**Set task:**
Copy each line exactly. Leave nothing out.

**Records from a data source:**

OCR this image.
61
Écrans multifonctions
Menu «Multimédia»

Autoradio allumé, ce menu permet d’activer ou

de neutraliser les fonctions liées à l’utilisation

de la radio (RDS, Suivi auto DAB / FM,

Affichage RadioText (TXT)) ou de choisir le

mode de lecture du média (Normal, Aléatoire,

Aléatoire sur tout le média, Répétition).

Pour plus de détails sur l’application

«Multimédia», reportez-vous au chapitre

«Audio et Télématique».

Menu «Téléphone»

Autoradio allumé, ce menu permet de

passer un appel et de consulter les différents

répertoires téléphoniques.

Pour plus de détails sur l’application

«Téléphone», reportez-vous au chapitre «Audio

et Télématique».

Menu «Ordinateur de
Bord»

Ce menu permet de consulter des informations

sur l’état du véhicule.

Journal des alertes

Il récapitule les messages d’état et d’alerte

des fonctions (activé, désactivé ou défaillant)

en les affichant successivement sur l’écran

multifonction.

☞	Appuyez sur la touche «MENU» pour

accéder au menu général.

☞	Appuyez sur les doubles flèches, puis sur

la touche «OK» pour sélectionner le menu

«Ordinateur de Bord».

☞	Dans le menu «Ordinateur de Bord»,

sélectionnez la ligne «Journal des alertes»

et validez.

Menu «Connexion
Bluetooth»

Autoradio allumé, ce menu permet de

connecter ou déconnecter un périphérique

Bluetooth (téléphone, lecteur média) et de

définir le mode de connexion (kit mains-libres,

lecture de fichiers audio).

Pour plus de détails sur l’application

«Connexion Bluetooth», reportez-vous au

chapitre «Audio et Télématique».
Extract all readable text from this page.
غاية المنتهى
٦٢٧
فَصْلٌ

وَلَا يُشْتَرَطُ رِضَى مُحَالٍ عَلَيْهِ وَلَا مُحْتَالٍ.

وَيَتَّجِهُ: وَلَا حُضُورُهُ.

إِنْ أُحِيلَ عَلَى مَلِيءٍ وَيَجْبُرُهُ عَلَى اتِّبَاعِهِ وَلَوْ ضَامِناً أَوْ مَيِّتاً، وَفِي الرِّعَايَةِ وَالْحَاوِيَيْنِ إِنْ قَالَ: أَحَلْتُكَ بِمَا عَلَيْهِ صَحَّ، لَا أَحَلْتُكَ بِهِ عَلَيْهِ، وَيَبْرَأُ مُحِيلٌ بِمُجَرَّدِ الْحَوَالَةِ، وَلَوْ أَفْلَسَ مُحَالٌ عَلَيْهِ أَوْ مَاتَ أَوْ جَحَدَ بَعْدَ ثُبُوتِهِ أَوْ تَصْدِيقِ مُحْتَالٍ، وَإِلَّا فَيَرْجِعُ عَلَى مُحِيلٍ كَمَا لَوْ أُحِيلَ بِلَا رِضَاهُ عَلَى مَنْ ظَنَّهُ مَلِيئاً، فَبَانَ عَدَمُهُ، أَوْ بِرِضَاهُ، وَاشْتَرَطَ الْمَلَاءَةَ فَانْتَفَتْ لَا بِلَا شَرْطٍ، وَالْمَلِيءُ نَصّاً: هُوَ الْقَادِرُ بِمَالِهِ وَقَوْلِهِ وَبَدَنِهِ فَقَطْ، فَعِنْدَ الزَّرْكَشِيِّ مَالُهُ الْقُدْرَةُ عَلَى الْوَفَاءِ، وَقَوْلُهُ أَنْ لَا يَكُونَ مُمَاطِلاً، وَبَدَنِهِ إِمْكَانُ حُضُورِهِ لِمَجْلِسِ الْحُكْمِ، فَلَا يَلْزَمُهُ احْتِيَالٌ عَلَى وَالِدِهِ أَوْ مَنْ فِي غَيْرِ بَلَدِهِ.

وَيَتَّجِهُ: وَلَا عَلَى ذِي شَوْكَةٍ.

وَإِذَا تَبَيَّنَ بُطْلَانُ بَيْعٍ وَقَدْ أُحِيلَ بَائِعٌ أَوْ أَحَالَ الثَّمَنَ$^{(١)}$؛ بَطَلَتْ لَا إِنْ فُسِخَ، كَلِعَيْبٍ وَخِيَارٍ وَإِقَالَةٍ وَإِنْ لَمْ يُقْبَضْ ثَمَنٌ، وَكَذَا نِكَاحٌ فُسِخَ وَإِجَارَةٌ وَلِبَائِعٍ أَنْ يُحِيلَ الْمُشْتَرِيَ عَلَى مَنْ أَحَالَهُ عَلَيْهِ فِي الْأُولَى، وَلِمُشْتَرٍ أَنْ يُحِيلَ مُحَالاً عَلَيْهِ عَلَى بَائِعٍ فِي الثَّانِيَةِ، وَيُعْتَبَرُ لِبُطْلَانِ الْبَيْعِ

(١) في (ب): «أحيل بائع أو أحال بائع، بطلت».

**Complete answer:**
OCR this image.
61
Écrans multifonctions
Menu «Multimédia»

Autoradio allumé, ce menu permet d’activer ou

de neutraliser les fonctions liées à l’utilisation

de la radio (RDS, Suivi auto DAB / FM,

Affichage RadioText (TXT)) ou de choisir le

mode de lecture du média (Normal, Aléatoire,

Aléatoire sur tout le média, Répétition).

Pour plus de détails sur l’application

«Multimédia», reportez-vous au chapitre

«Audio et Télématique».

Menu «Téléphone»

Autoradio allumé, ce menu permet de

passer un appel et de consulter les différents

répertoires téléphoniques.

Pour plus de détails sur l’application

«Téléphone», reportez-vous au chapitre «Audio

et Télématique».

Menu «Ordinateur de
Bord»

Ce menu permet de consulter des informations

sur l’état du véhicule.

Journal des alertes

Il récapitule les messages d’état et d’alerte

des fonctions (activé, désactivé ou défaillant)

en les affichant successivement sur l’écran

multifonction.

☞	Appuyez sur la touche «MENU» pour

accéder au menu général.

☞	Appuyez sur les doubles flèches, puis sur

la touche «OK» pour sélectionner le menu

«Ordinateur de Bord».

☞	Dans le menu «Ordinateur de Bord»,

sélectionnez la ligne «Journal des alertes»

et validez.

Menu «Connexion
Bluetooth»

Autoradio allumé, ce menu permet de

connecter ou déconnecter un périphérique

Bluetooth (téléphone, lecteur média) et de

définir le mode de connexion (kit mains-libres,

lecture de fichiers audio).

Pour plus de détails sur l’application

«Connexion Bluetooth», reportez-vous au

chapitre «Audio et Télématique».
Extract all readable text from this page.
غاية المنتهى
٦٢٧
فَصْلٌ

وَلَا يُشْتَرَطُ رِضَى مُحَالٍ عَلَيْهِ وَلَا مُحْتَالٍ.

وَيَتَّجِهُ: وَلَا حُضُورُهُ.

إِنْ أُحِيلَ عَلَى مَلِيءٍ وَيَجْبُرُهُ عَلَى اتِّبَاعِهِ وَلَوْ ضَامِناً أَوْ مَيِّتاً، وَفِي الرِّعَايَةِ وَالْحَاوِيَيْنِ إِنْ قَالَ: أَحَلْتُكَ بِمَا عَلَيْهِ صَحَّ، لَا أَحَلْتُكَ بِهِ عَلَيْهِ، وَيَبْرَأُ مُحِيلٌ بِمُجَرَّدِ الْحَوَالَةِ، وَلَوْ أَفْلَسَ مُحَالٌ عَلَيْهِ أَوْ مَاتَ أَوْ جَحَدَ بَعْدَ ثُبُوتِهِ أَوْ تَصْدِيقِ مُحْتَالٍ، وَإِلَّا فَيَرْجِعُ عَلَى مُحِيلٍ كَمَا لَوْ أُحِيلَ بِلَا رِضَاهُ عَلَى مَنْ ظَنَّهُ مَلِيئاً، فَبَانَ عَدَمُهُ، أَوْ بِرِضَاهُ، وَاشْتَرَطَ الْمَلَاءَةَ فَانْتَفَتْ لَا بِلَا شَرْطٍ، وَالْمَلِيءُ نَصّاً: هُوَ الْقَادِرُ بِمَالِهِ وَقَوْلِهِ وَبَدَنِهِ فَقَطْ، فَعِنْدَ الزَّرْكَشِيِّ مَالُهُ الْقُدْرَةُ عَلَى الْوَفَاءِ، وَقَوْلُهُ أَنْ لَا يَكُونَ مُمَاطِلاً، وَبَدَنِهِ إِمْكَانُ حُضُورِهِ لِمَجْلِسِ الْحُكْمِ، فَلَا يَلْزَمُهُ احْتِيَالٌ عَلَى وَالِدِهِ أَوْ مَنْ فِي غَيْرِ بَلَدِهِ.

وَيَتَّجِهُ: وَلَا عَلَى ذِي شَوْكَةٍ.

وَإِذَا تَبَيَّنَ بُطْلَانُ بَيْعٍ وَقَدْ أُحِيلَ بَائِعٌ أَوْ أَحَالَ الثَّمَنَ$^{(١)}$؛ بَطَلَتْ لَا إِنْ فُسِخَ، كَلِعَيْبٍ وَخِيَارٍ وَإِقَالَةٍ وَإِنْ لَمْ يُقْبَضْ ثَمَنٌ، وَكَذَا نِكَاحٌ فُسِخَ وَإِجَارَةٌ وَلِبَائِعٍ أَنْ يُحِيلَ الْمُشْتَرِيَ عَلَى مَنْ أَحَالَهُ عَلَيْهِ فِي الْأُولَى، وَلِمُشْتَرٍ أَنْ يُحِيلَ مُحَالاً عَلَيْهِ عَلَى بَائِعٍ فِي الثَّانِيَةِ، وَيُعْتَبَرُ لِبُطْلَانِ الْبَيْعِ

(١) في (ب): «أحيل بائع أو أحال بائع، بطلت».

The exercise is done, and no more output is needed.